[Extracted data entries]
************

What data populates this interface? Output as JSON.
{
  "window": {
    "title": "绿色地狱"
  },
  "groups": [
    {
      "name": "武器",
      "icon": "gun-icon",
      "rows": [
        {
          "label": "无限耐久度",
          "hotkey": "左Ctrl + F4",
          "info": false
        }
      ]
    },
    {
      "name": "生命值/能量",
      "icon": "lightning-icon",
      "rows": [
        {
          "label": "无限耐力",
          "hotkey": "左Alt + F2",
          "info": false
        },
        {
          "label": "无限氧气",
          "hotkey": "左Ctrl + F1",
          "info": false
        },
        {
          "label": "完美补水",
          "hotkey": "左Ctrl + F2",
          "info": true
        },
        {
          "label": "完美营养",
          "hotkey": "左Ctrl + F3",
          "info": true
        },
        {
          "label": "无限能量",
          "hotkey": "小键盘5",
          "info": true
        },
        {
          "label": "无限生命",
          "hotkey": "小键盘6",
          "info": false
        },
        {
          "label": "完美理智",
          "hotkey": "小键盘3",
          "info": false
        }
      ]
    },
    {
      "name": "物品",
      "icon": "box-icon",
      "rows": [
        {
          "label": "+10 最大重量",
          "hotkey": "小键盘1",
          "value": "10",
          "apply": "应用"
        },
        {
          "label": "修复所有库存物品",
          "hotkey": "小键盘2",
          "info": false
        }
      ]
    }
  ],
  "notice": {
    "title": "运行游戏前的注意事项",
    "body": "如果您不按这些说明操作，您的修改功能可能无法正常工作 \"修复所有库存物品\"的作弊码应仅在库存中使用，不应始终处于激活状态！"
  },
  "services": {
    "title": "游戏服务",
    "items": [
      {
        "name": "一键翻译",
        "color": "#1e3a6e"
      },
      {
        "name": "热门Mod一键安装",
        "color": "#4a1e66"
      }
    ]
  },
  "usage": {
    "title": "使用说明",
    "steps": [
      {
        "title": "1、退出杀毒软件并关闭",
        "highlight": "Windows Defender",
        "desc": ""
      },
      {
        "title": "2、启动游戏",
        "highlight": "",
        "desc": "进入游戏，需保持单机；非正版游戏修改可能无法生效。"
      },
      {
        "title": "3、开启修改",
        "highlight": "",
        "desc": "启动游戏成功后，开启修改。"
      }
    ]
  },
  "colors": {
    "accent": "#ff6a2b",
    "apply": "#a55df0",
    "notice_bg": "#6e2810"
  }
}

************

Your task is to repeat every entry exactly.

What data populates this interface? Output as JSON.
{
  "window": {
    "title": "绿色地狱"
  },
  "groups": [
    {
      "name": "武器",
      "icon": "gun-icon",
      "rows": [
        {
          "label": "无限耐久度",
          "hotkey": "左Ctrl + F4",
          "info": false
        }
      ]
    },
    {
      "name": "生命值/能量",
      "icon": "lightning-icon",
      "rows": [
        {
          "label": "无限耐力",
          "hotkey": "左Alt + F2",
          "info": false
        },
        {
          "label": "无限氧气",
          "hotkey": "左Ctrl + F1",
          "info": false
        },
        {
          "label": "完美补水",
          "hotkey": "左Ctrl + F2",
          "info": true
        },
        {
          "label": "完美营养",
          "hotkey": "左Ctrl + F3",
          "info": true
        },
        {
          "label": "无限能量",
          "hotkey": "小键盘5",
          "info": true
        },
        {
          "label": "无限生命",
          "hotkey": "小键盘6",
          "info": false
        },
        {
          "label": "完美理智",
          "hotkey": "小键盘3",
          "info": false
        }
      ]
    },
    {
      "name": "物品",
      "icon": "box-icon",
      "rows": [
        {
          "label": "+10 最大重量",
          "hotkey": "小键盘1",
          "value": "10",
          "apply": "应用"
        },
        {
          "label": "修复所有库存物品",
          "hotkey": "小键盘2",
          "info": false
        }
      ]
    }
  ],
  "notice": {
    "title": "运行游戏前的注意事项",
    "body": "如果您不按这些说明操作，您的修改功能可能无法正常工作 \"修复所有库存物品\"的作弊码应仅在库存中使用，不应始终处于激活状态！"
  },
  "services": {
    "title": "游戏服务",
    "items": [
      {
        "name": "一键翻译",
        "color": "#1e3a6e"
      },
      {
        "name": "热门Mod一键安装",
        "color": "#4a1e66"
      }
    ]
  },
  "usage": {
    "title": "使用说明",
    "steps": [
      {
        "title": "1、退出杀毒软件并关闭",
        "highlight": "Windows Defender",
        "desc": ""
      },
      {
        "title": "2、启动游戏",
        "highlight": "",
        "desc": "进入游戏，需保持单机；非正版游戏修改可能无法生效。"
      },
      {
        "title": "3、开启修改",
        "highlight": "",
        "desc": "启动游戏成功后，开启修改。"
      }
    ]
  },
  "colors": {
    "accent": "#ff6a2b",
    "apply": "#a55df0",
    "notice_bg": "#6e2810"
  }
}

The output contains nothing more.